[Figure record extracts]
↓↓↓

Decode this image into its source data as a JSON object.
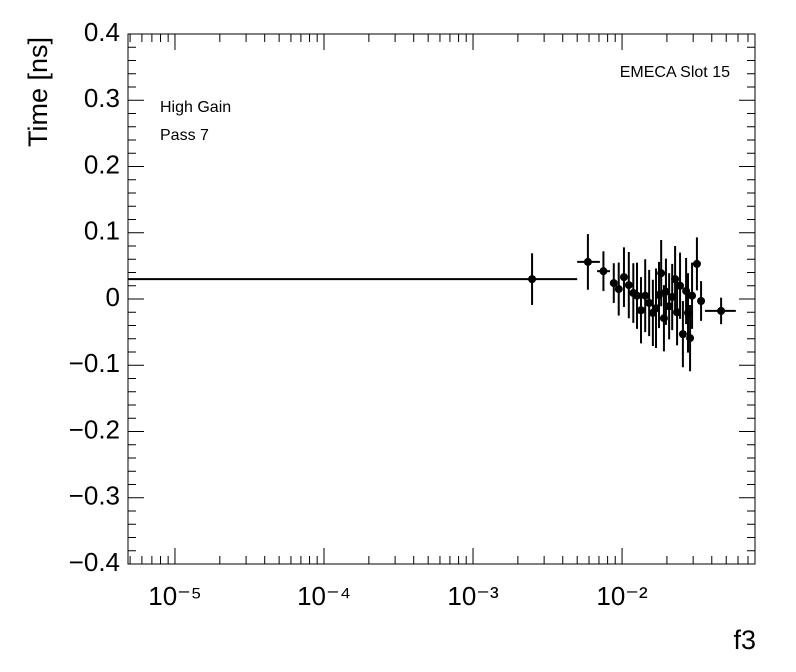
{
  "chart_data": {
    "type": "errorbar",
    "x_label": "f3",
    "y_label": "Time [ns]",
    "annotations": [
      "High Gain",
      "Pass 7",
      "EMECA Slot 15"
    ],
    "x_log": true,
    "xlim": [
      4.84e-06,
      0.078
    ],
    "ylim": [
      -0.4,
      0.4
    ],
    "xticks": [
      {
        "value": 1e-05,
        "label": "10⁻⁵"
      },
      {
        "value": 0.0001,
        "label": "10⁻⁴"
      },
      {
        "value": 0.001,
        "label": "10⁻³"
      },
      {
        "value": 0.01,
        "label": "10⁻²"
      }
    ],
    "yticks": [
      {
        "value": -0.4,
        "label": "−0.4"
      },
      {
        "value": -0.3,
        "label": "−0.3"
      },
      {
        "value": -0.2,
        "label": "−0.2"
      },
      {
        "value": -0.1,
        "label": "−0.1"
      },
      0,
      0.1,
      0.2,
      0.3,
      0.4
    ],
    "color": "#000000",
    "x": [
      0.00249,
      0.0059,
      0.0075,
      0.0088,
      0.0095,
      0.0103,
      0.0111,
      0.0119,
      0.0126,
      0.0134,
      0.0143,
      0.0152,
      0.0161,
      0.0169,
      0.0177,
      0.0183,
      0.0191,
      0.0197,
      0.0207,
      0.0217,
      0.0227,
      0.0234,
      0.0245,
      0.0256,
      0.0269,
      0.0277,
      0.0286,
      0.0295,
      0.0318,
      0.0339,
      0.0462
    ],
    "values": [
      0.03,
      0.056,
      0.042,
      0.024,
      0.015,
      0.033,
      0.021,
      0.009,
      0.005,
      -0.017,
      0.005,
      -0.006,
      -0.021,
      -0.014,
      0.006,
      0.039,
      -0.029,
      0.011,
      -0.011,
      0.003,
      0.03,
      -0.02,
      0.02,
      -0.053,
      0.012,
      -0.021,
      -0.059,
      0.005,
      0.053,
      -0.003,
      -0.018
    ],
    "errors": [
      0.039,
      0.042,
      0.03,
      0.03,
      0.04,
      0.045,
      0.05,
      0.045,
      0.05,
      0.05,
      0.055,
      0.05,
      0.05,
      0.06,
      0.05,
      0.05,
      0.05,
      0.05,
      0.05,
      0.05,
      0.05,
      0.05,
      0.05,
      0.05,
      0.05,
      0.06,
      0.05,
      0.05,
      0.04,
      0.03,
      0.02
    ],
    "x_low": [
      0,
      0.005,
      0.0068,
      null,
      null,
      null,
      null,
      null,
      null,
      null,
      null,
      null,
      null,
      null,
      null,
      null,
      null,
      null,
      null,
      null,
      null,
      null,
      null,
      null,
      null,
      null,
      null,
      null,
      null,
      null,
      0.036
    ],
    "x_high": [
      0.005,
      0.0071,
      0.0083,
      null,
      null,
      null,
      null,
      null,
      null,
      null,
      null,
      null,
      null,
      null,
      null,
      null,
      null,
      null,
      null,
      null,
      null,
      null,
      null,
      null,
      null,
      null,
      null,
      null,
      null,
      null,
      0.058
    ]
  }
}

↑↑↑

Exercise directions> Set each line of the records down exactly, leaving every picture out.

Solution for this problem>
Decode this image into its source data as a JSON object.
{
  "chart_data": {
    "type": "errorbar",
    "x_label": "f3",
    "y_label": "Time [ns]",
    "annotations": [
      "High Gain",
      "Pass 7",
      "EMECA Slot 15"
    ],
    "x_log": true,
    "xlim": [
      4.84e-06,
      0.078
    ],
    "ylim": [
      -0.4,
      0.4
    ],
    "xticks": [
      {
        "value": 1e-05,
        "label": "10⁻⁵"
      },
      {
        "value": 0.0001,
        "label": "10⁻⁴"
      },
      {
        "value": 0.001,
        "label": "10⁻³"
      },
      {
        "value": 0.01,
        "label": "10⁻²"
      }
    ],
    "yticks": [
      {
        "value": -0.4,
        "label": "−0.4"
      },
      {
        "value": -0.3,
        "label": "−0.3"
      },
      {
        "value": -0.2,
        "label": "−0.2"
      },
      {
        "value": -0.1,
        "label": "−0.1"
      },
      0,
      0.1,
      0.2,
      0.3,
      0.4
    ],
    "color": "#000000",
    "x": [
      0.00249,
      0.0059,
      0.0075,
      0.0088,
      0.0095,
      0.0103,
      0.0111,
      0.0119,
      0.0126,
      0.0134,
      0.0143,
      0.0152,
      0.0161,
      0.0169,
      0.0177,
      0.0183,
      0.0191,
      0.0197,
      0.0207,
      0.0217,
      0.0227,
      0.0234,
      0.0245,
      0.0256,
      0.0269,
      0.0277,
      0.0286,
      0.0295,
      0.0318,
      0.0339,
      0.0462
    ],
    "values": [
      0.03,
      0.056,
      0.042,
      0.024,
      0.015,
      0.033,
      0.021,
      0.009,
      0.005,
      -0.017,
      0.005,
      -0.006,
      -0.021,
      -0.014,
      0.006,
      0.039,
      -0.029,
      0.011,
      -0.011,
      0.003,
      0.03,
      -0.02,
      0.02,
      -0.053,
      0.012,
      -0.021,
      -0.059,
      0.005,
      0.053,
      -0.003,
      -0.018
    ],
    "errors": [
      0.039,
      0.042,
      0.03,
      0.03,
      0.04,
      0.045,
      0.05,
      0.045,
      0.05,
      0.05,
      0.055,
      0.05,
      0.05,
      0.06,
      0.05,
      0.05,
      0.05,
      0.05,
      0.05,
      0.05,
      0.05,
      0.05,
      0.05,
      0.05,
      0.05,
      0.06,
      0.05,
      0.05,
      0.04,
      0.03,
      0.02
    ],
    "x_low": [
      0,
      0.005,
      0.0068,
      null,
      null,
      null,
      null,
      null,
      null,
      null,
      null,
      null,
      null,
      null,
      null,
      null,
      null,
      null,
      null,
      null,
      null,
      null,
      null,
      null,
      null,
      null,
      null,
      null,
      null,
      null,
      0.036
    ],
    "x_high": [
      0.005,
      0.0071,
      0.0083,
      null,
      null,
      null,
      null,
      null,
      null,
      null,
      null,
      null,
      null,
      null,
      null,
      null,
      null,
      null,
      null,
      null,
      null,
      null,
      null,
      null,
      null,
      null,
      null,
      null,
      null,
      null,
      0.058
    ]
  }
}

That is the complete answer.